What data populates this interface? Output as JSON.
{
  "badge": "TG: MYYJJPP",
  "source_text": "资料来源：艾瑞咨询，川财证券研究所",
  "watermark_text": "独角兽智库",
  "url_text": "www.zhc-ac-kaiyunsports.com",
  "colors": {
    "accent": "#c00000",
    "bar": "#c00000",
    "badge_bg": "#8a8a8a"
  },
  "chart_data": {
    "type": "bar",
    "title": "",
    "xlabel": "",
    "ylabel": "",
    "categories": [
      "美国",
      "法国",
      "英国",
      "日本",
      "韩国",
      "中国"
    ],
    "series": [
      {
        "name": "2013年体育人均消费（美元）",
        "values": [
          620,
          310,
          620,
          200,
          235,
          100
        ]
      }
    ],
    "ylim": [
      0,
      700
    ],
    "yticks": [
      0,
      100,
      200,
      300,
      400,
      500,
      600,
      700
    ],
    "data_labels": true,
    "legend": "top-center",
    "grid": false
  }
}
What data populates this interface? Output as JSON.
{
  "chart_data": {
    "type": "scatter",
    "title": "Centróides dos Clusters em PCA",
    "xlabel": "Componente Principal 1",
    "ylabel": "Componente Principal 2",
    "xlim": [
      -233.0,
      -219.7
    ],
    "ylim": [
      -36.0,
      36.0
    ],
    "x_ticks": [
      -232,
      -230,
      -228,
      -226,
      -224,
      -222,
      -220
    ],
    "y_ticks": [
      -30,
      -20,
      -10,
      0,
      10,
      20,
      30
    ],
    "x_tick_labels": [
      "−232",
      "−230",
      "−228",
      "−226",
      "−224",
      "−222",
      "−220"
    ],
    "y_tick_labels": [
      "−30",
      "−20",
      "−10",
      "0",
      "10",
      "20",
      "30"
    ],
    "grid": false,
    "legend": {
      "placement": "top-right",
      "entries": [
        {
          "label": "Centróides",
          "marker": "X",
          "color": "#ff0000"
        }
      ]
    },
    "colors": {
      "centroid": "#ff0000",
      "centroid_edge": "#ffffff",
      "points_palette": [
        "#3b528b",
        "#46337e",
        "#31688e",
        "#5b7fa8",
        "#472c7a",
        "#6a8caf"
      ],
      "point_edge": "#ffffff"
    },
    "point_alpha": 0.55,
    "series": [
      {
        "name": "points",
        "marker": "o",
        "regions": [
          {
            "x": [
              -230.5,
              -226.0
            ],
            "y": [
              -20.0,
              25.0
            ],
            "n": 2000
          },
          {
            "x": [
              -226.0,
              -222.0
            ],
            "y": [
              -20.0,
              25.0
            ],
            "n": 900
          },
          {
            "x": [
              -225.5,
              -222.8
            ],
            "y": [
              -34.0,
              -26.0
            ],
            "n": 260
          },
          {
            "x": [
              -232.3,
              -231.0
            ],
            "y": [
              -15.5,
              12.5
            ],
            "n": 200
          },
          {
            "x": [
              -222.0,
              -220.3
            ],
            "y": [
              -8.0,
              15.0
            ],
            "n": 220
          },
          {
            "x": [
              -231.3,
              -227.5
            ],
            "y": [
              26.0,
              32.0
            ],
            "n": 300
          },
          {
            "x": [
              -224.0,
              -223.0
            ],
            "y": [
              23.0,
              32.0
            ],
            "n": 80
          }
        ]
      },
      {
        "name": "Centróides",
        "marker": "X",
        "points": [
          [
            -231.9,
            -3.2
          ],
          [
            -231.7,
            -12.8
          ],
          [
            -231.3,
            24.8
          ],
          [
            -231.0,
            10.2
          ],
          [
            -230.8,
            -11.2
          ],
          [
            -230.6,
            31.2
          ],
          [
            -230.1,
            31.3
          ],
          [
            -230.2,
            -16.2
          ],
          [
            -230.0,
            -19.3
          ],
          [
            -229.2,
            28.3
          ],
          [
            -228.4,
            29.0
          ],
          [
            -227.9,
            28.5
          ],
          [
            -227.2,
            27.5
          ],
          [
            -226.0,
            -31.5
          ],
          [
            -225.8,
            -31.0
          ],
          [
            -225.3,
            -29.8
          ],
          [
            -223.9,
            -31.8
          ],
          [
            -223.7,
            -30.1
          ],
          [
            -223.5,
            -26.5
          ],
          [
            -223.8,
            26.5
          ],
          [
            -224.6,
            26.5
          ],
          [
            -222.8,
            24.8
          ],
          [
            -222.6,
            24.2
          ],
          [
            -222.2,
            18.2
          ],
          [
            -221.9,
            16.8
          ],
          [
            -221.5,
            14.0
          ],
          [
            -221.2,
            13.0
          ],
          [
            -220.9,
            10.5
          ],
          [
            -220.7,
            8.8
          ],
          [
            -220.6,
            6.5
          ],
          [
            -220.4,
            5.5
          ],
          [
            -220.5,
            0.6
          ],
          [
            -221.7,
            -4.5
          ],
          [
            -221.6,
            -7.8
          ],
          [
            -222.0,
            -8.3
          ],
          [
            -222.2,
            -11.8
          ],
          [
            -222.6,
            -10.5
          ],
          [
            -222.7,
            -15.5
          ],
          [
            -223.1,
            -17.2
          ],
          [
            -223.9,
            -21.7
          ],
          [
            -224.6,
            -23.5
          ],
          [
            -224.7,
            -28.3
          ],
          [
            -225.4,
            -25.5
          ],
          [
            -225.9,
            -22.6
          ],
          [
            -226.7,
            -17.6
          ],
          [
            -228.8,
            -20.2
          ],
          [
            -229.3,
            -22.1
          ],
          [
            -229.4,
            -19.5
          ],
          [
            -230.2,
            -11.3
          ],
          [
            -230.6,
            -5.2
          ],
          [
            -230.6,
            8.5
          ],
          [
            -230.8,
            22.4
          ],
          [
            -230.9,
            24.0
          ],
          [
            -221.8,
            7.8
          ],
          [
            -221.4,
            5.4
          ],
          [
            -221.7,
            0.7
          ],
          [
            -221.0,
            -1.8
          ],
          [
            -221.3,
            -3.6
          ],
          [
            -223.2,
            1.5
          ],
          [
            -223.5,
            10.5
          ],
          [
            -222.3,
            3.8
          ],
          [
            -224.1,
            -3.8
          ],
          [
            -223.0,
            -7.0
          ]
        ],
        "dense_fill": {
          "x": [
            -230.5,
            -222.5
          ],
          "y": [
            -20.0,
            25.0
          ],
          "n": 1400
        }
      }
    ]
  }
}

- **STATED PROBLEM**: Nothing should be left out: repeat all of the data exactly.

- **CORRECT ANSWER**:
What data populates this interface? Output as JSON.
{
  "badge": "TG: MYYJJPP",
  "source_text": "资料来源：艾瑞咨询，川财证券研究所",
  "watermark_text": "独角兽智库",
  "url_text": "www.zhc-ac-kaiyunsports.com",
  "colors": {
    "accent": "#c00000",
    "bar": "#c00000",
    "badge_bg": "#8a8a8a"
  },
  "chart_data": {
    "type": "bar",
    "title": "",
    "xlabel": "",
    "ylabel": "",
    "categories": [
      "美国",
      "法国",
      "英国",
      "日本",
      "韩国",
      "中国"
    ],
    "series": [
      {
        "name": "2013年体育人均消费（美元）",
        "values": [
          620,
          310,
          620,
          200,
          235,
          100
        ]
      }
    ],
    "ylim": [
      0,
      700
    ],
    "yticks": [
      0,
      100,
      200,
      300,
      400,
      500,
      600,
      700
    ],
    "data_labels": true,
    "legend": "top-center",
    "grid": false
  }
}
What data populates this interface? Output as JSON.
{
  "chart_data": {
    "type": "scatter",
    "title": "Centróides dos Clusters em PCA",
    "xlabel": "Componente Principal 1",
    "ylabel": "Componente Principal 2",
    "xlim": [
      -233.0,
      -219.7
    ],
    "ylim": [
      -36.0,
      36.0
    ],
    "x_ticks": [
      -232,
      -230,
      -228,
      -226,
      -224,
      -222,
      -220
    ],
    "y_ticks": [
      -30,
      -20,
      -10,
      0,
      10,
      20,
      30
    ],
    "x_tick_labels": [
      "−232",
      "−230",
      "−228",
      "−226",
      "−224",
      "−222",
      "−220"
    ],
    "y_tick_labels": [
      "−30",
      "−20",
      "−10",
      "0",
      "10",
      "20",
      "30"
    ],
    "grid": false,
    "legend": {
      "placement": "top-right",
      "entries": [
        {
          "label": "Centróides",
          "marker": "X",
          "color": "#ff0000"
        }
      ]
    },
    "colors": {
      "centroid": "#ff0000",
      "centroid_edge": "#ffffff",
      "points_palette": [
        "#3b528b",
        "#46337e",
        "#31688e",
        "#5b7fa8",
        "#472c7a",
        "#6a8caf"
      ],
      "point_edge": "#ffffff"
    },
    "point_alpha": 0.55,
    "series": [
      {
        "name": "points",
        "marker": "o",
        "regions": [
          {
            "x": [
              -230.5,
              -226.0
            ],
            "y": [
              -20.0,
              25.0
            ],
            "n": 2000
          },
          {
            "x": [
              -226.0,
              -222.0
            ],
            "y": [
              -20.0,
              25.0
            ],
            "n": 900
          },
          {
            "x": [
              -225.5,
              -222.8
            ],
            "y": [
              -34.0,
              -26.0
            ],
            "n": 260
          },
          {
            "x": [
              -232.3,
              -231.0
            ],
            "y": [
              -15.5,
              12.5
            ],
            "n": 200
          },
          {
            "x": [
              -222.0,
              -220.3
            ],
            "y": [
              -8.0,
              15.0
            ],
            "n": 220
          },
          {
            "x": [
              -231.3,
              -227.5
            ],
            "y": [
              26.0,
              32.0
            ],
            "n": 300
          },
          {
            "x": [
              -224.0,
              -223.0
            ],
            "y": [
              23.0,
              32.0
            ],
            "n": 80
          }
        ]
      },
      {
        "name": "Centróides",
        "marker": "X",
        "points": [
          [
            -231.9,
            -3.2
          ],
          [
            -231.7,
            -12.8
          ],
          [
            -231.3,
            24.8
          ],
          [
            -231.0,
            10.2
          ],
          [
            -230.8,
            -11.2
          ],
          [
            -230.6,
            31.2
          ],
          [
            -230.1,
            31.3
          ],
          [
            -230.2,
            -16.2
          ],
          [
            -230.0,
            -19.3
          ],
          [
            -229.2,
            28.3
          ],
          [
            -228.4,
            29.0
          ],
          [
            -227.9,
            28.5
          ],
          [
            -227.2,
            27.5
          ],
          [
            -226.0,
            -31.5
          ],
          [
            -225.8,
            -31.0
          ],
          [
            -225.3,
            -29.8
          ],
          [
            -223.9,
            -31.8
          ],
          [
            -223.7,
            -30.1
          ],
          [
            -223.5,
            -26.5
          ],
          [
            -223.8,
            26.5
          ],
          [
            -224.6,
            26.5
          ],
          [
            -222.8,
            24.8
          ],
          [
            -222.6,
            24.2
          ],
          [
            -222.2,
            18.2
          ],
          [
            -221.9,
            16.8
          ],
          [
            -221.5,
            14.0
          ],
          [
            -221.2,
            13.0
          ],
          [
            -220.9,
            10.5
          ],
          [
            -220.7,
            8.8
          ],
          [
            -220.6,
            6.5
          ],
          [
            -220.4,
            5.5
          ],
          [
            -220.5,
            0.6
          ],
          [
            -221.7,
            -4.5
          ],
          [
            -221.6,
            -7.8
          ],
          [
            -222.0,
            -8.3
          ],
          [
            -222.2,
            -11.8
          ],
          [
            -222.6,
            -10.5
          ],
          [
            -222.7,
            -15.5
          ],
          [
            -223.1,
            -17.2
          ],
          [
            -223.9,
            -21.7
          ],
          [
            -224.6,
            -23.5
          ],
          [
            -224.7,
            -28.3
          ],
          [
            -225.4,
            -25.5
          ],
          [
            -225.9,
            -22.6
          ],
          [
            -226.7,
            -17.6
          ],
          [
            -228.8,
            -20.2
          ],
          [
            -229.3,
            -22.1
          ],
          [
            -229.4,
            -19.5
          ],
          [
            -230.2,
            -11.3
          ],
          [
            -230.6,
            -5.2
          ],
          [
            -230.6,
            8.5
          ],
          [
            -230.8,
            22.4
          ],
          [
            -230.9,
            24.0
          ],
          [
            -221.8,
            7.8
          ],
          [
            -221.4,
            5.4
          ],
          [
            -221.7,
            0.7
          ],
          [
            -221.0,
            -1.8
          ],
          [
            -221.3,
            -3.6
          ],
          [
            -223.2,
            1.5
          ],
          [
            -223.5,
            10.5
          ],
          [
            -222.3,
            3.8
          ],
          [
            -224.1,
            -3.8
          ],
          [
            -223.0,
            -7.0
          ]
        ],
        "dense_fill": {
          "x": [
            -230.5,
            -222.5
          ],
          "y": [
            -20.0,
            25.0
          ],
          "n": 1400
        }
      }
    ]
  }
}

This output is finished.